Figure collection entries:

########################################

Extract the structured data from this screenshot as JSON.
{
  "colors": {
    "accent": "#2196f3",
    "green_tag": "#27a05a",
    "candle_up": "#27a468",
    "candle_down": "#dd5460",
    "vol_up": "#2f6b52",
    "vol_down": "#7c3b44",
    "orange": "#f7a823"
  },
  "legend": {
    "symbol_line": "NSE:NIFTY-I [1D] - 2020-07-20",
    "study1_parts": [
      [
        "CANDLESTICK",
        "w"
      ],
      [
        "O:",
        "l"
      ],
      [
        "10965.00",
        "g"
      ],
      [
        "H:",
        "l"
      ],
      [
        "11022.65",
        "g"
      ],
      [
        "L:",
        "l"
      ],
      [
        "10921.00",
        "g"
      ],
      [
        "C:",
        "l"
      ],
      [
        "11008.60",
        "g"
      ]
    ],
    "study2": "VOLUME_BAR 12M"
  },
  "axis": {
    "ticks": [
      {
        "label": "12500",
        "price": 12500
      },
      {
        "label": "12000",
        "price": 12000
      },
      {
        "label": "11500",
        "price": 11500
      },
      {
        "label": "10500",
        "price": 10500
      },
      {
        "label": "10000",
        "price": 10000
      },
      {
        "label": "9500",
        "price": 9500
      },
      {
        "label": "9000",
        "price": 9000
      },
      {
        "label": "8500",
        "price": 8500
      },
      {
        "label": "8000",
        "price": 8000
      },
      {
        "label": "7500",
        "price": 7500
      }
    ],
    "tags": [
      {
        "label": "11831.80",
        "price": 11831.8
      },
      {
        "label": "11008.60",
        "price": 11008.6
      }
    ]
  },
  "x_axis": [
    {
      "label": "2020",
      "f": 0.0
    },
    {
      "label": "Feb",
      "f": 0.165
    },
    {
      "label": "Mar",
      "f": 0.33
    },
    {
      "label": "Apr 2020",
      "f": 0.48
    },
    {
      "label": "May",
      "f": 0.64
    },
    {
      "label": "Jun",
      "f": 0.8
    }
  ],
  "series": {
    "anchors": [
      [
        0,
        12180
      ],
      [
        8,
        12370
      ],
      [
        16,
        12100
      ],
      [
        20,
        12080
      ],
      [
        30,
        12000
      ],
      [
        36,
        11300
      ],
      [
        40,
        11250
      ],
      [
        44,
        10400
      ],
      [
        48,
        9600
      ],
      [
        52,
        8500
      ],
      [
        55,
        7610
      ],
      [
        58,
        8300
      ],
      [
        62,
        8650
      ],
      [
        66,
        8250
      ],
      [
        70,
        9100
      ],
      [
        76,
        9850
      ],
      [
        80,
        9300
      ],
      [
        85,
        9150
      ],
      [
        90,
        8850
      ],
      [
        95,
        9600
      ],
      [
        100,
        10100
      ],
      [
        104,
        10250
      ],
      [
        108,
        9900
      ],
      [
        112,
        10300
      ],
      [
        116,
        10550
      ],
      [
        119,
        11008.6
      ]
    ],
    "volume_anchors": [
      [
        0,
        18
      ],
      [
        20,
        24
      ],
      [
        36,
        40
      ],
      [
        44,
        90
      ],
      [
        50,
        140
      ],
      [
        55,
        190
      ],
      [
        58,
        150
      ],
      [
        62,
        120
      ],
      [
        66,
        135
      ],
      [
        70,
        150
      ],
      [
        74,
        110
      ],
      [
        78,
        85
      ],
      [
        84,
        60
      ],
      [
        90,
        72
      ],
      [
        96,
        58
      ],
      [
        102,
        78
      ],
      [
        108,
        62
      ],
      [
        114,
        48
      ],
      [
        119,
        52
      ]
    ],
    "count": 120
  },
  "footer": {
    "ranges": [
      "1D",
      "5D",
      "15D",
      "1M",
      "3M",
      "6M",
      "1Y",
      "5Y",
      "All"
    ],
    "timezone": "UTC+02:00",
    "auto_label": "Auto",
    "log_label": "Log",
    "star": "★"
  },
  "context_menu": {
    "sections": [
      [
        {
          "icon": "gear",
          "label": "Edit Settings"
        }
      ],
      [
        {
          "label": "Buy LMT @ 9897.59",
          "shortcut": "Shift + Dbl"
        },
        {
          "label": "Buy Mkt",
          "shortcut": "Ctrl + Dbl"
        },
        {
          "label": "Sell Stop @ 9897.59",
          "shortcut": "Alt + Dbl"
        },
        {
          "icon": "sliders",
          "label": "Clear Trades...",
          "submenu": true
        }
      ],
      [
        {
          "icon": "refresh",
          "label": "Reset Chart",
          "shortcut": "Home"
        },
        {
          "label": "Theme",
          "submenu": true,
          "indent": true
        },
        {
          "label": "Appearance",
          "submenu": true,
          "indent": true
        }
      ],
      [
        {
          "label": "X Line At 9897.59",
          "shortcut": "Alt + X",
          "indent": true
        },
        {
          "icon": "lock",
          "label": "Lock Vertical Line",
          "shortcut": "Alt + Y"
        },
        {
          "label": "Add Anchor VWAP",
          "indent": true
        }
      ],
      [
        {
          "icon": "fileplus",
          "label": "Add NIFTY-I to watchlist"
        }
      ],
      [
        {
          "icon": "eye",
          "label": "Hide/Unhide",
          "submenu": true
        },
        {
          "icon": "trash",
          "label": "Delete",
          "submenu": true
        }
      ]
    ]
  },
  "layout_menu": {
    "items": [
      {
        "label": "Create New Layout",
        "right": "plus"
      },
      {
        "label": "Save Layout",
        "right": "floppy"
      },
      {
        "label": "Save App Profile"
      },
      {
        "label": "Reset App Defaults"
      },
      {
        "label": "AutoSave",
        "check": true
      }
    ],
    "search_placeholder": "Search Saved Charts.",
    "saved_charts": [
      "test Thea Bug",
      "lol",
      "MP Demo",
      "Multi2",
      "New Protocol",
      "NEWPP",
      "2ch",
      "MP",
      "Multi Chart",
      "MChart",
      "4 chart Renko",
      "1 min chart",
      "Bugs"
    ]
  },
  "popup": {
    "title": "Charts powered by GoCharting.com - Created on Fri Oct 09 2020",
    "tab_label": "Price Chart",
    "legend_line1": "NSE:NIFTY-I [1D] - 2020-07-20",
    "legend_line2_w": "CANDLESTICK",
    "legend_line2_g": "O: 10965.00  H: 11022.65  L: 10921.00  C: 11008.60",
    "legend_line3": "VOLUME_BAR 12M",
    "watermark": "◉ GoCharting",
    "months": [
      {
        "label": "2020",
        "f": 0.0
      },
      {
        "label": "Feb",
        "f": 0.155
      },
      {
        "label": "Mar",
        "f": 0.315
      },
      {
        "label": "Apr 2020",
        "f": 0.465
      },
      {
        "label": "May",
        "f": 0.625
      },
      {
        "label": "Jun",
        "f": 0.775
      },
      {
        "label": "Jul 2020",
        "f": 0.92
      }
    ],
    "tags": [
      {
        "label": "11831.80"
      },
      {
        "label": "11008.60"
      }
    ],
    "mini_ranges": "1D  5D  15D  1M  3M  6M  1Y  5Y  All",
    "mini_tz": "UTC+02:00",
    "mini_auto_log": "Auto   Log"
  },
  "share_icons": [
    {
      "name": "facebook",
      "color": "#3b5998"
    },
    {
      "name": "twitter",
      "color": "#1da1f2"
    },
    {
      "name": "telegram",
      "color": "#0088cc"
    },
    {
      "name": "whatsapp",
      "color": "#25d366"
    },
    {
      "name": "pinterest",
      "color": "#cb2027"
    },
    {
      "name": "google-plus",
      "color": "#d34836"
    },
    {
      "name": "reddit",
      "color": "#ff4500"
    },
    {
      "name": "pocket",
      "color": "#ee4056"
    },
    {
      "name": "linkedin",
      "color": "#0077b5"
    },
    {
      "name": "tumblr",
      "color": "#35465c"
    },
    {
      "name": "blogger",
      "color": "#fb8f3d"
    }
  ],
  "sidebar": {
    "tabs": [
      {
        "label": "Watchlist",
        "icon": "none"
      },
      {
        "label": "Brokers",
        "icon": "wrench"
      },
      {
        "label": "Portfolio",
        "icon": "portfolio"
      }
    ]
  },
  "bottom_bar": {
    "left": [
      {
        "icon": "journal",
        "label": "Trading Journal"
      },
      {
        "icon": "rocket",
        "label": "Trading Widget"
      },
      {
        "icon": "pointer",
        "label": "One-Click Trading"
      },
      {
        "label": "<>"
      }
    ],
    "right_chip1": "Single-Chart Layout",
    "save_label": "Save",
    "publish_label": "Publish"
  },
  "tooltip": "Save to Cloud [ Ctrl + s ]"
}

########################################

Exercise brief ->
Determine how many lines include the string "Trading". Give no answer but the number.

Worked solution ->
3